>> start Provided information
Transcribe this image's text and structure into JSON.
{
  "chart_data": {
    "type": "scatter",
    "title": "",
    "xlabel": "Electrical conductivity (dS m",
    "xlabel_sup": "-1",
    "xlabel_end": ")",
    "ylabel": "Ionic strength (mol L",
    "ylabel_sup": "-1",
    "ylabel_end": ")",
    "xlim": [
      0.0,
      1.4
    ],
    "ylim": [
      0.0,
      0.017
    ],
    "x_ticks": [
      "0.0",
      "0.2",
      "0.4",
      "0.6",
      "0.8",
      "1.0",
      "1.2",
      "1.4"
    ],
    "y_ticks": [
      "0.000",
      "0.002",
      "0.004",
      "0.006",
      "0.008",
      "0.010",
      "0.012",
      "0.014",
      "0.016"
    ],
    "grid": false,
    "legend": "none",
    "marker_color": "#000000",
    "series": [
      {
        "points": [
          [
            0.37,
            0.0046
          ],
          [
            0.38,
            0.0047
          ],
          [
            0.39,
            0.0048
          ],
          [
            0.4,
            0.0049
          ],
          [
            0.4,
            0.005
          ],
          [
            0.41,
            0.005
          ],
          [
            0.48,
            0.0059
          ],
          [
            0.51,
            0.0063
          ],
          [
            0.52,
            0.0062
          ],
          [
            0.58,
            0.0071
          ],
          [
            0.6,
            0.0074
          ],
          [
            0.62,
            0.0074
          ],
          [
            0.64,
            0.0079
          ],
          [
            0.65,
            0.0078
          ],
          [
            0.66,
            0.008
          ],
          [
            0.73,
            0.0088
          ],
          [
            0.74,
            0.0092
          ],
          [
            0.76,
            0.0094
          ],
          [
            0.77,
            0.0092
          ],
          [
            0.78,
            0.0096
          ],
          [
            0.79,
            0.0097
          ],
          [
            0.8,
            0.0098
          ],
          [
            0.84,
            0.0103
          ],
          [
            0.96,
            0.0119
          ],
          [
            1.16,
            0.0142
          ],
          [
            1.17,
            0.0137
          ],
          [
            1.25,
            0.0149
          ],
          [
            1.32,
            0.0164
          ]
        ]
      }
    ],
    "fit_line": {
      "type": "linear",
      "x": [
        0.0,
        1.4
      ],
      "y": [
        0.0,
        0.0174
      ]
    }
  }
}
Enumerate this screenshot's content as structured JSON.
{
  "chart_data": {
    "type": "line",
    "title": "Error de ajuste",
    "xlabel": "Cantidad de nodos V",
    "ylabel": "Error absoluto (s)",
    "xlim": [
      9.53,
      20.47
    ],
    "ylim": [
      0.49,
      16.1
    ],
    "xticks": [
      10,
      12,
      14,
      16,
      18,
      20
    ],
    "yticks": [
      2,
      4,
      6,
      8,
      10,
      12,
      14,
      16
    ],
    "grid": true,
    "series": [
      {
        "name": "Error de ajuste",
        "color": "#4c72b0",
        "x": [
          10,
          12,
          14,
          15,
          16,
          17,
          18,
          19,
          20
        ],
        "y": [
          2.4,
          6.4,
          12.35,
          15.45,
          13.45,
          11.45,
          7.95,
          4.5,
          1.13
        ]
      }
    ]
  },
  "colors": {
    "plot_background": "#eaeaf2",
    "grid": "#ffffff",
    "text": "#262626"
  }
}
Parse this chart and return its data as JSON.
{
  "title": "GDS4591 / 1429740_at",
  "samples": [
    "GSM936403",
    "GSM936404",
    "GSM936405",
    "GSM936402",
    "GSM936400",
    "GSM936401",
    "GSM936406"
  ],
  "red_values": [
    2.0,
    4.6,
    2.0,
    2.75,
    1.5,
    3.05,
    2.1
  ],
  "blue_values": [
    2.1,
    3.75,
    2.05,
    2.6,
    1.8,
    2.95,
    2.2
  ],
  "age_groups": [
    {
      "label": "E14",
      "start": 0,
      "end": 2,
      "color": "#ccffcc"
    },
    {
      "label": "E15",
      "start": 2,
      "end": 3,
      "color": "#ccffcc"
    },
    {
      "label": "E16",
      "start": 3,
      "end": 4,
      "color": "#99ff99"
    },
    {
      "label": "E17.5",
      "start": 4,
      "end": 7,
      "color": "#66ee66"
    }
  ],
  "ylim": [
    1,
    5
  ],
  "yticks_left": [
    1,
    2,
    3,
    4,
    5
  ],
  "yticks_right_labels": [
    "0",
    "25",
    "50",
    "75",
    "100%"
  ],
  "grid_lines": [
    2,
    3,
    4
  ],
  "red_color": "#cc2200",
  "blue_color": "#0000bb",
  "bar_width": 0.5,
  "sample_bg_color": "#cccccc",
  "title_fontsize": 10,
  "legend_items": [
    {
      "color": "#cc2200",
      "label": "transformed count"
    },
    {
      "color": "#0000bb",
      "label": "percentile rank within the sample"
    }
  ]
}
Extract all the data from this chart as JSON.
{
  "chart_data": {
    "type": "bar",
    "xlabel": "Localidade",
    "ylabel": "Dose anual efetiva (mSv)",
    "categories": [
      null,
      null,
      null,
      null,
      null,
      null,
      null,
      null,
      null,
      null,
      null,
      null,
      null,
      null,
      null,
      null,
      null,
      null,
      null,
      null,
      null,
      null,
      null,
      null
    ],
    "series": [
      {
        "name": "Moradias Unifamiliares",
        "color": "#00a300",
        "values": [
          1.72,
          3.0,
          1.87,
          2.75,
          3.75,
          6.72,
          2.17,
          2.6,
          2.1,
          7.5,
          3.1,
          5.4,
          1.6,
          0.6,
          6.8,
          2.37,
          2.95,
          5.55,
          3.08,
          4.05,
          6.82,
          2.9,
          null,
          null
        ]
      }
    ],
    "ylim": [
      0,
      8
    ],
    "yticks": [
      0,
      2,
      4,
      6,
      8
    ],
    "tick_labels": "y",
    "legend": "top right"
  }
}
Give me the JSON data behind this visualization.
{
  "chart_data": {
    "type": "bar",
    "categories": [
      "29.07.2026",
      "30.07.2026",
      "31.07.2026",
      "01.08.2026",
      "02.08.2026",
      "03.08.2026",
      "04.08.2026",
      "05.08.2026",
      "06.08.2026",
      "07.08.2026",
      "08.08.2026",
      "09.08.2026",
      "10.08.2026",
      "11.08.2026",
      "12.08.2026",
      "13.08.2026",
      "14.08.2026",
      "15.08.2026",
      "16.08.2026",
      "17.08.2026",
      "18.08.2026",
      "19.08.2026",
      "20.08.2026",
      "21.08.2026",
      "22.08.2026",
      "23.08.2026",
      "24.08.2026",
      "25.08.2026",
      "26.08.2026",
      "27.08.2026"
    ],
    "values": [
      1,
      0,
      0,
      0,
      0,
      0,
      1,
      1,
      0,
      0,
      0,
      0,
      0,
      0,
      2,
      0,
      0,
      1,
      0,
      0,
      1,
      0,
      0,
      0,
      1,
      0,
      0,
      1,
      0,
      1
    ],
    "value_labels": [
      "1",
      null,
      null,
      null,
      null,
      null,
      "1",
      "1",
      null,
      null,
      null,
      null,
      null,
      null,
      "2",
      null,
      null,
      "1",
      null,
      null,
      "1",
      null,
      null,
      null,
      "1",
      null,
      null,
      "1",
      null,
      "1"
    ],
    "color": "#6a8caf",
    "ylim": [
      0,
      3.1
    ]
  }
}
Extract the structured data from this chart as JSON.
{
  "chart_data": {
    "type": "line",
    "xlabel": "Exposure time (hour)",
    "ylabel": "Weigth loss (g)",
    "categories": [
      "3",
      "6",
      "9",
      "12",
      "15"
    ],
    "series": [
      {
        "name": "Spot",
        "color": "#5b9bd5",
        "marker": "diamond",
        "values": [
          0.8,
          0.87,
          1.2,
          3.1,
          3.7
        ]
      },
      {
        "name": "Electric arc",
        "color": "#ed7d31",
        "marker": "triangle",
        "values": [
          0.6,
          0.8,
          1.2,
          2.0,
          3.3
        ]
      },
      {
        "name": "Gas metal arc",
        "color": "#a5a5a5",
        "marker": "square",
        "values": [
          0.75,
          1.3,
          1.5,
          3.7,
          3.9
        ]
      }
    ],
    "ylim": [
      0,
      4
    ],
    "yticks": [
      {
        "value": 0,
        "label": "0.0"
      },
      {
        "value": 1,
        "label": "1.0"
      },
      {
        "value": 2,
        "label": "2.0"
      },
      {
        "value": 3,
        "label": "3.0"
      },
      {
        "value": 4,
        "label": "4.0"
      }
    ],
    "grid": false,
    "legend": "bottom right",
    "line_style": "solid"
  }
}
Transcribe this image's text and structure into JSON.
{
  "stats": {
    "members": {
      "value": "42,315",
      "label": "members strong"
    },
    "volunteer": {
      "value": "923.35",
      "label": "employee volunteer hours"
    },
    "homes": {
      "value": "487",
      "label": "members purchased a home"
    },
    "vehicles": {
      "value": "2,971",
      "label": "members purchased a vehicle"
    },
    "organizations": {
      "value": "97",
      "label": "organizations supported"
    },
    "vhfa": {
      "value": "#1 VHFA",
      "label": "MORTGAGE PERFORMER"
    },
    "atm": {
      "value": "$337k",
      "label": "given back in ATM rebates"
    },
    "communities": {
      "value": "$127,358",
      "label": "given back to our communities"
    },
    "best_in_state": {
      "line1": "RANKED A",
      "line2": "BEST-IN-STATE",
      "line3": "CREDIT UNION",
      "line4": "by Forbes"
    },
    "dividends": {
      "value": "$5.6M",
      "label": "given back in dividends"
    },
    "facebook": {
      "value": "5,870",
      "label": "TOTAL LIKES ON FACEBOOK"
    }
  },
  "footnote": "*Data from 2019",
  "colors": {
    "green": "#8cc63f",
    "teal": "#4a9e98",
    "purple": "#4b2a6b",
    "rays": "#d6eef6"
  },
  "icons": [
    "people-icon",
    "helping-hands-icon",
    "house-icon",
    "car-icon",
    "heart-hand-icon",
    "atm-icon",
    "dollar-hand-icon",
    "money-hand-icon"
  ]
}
>> end Provided information
* Exercise prompt *
Find and count the lines of the data that include the string "organizations", and report that figure by itself.

* Solution for this problem *
2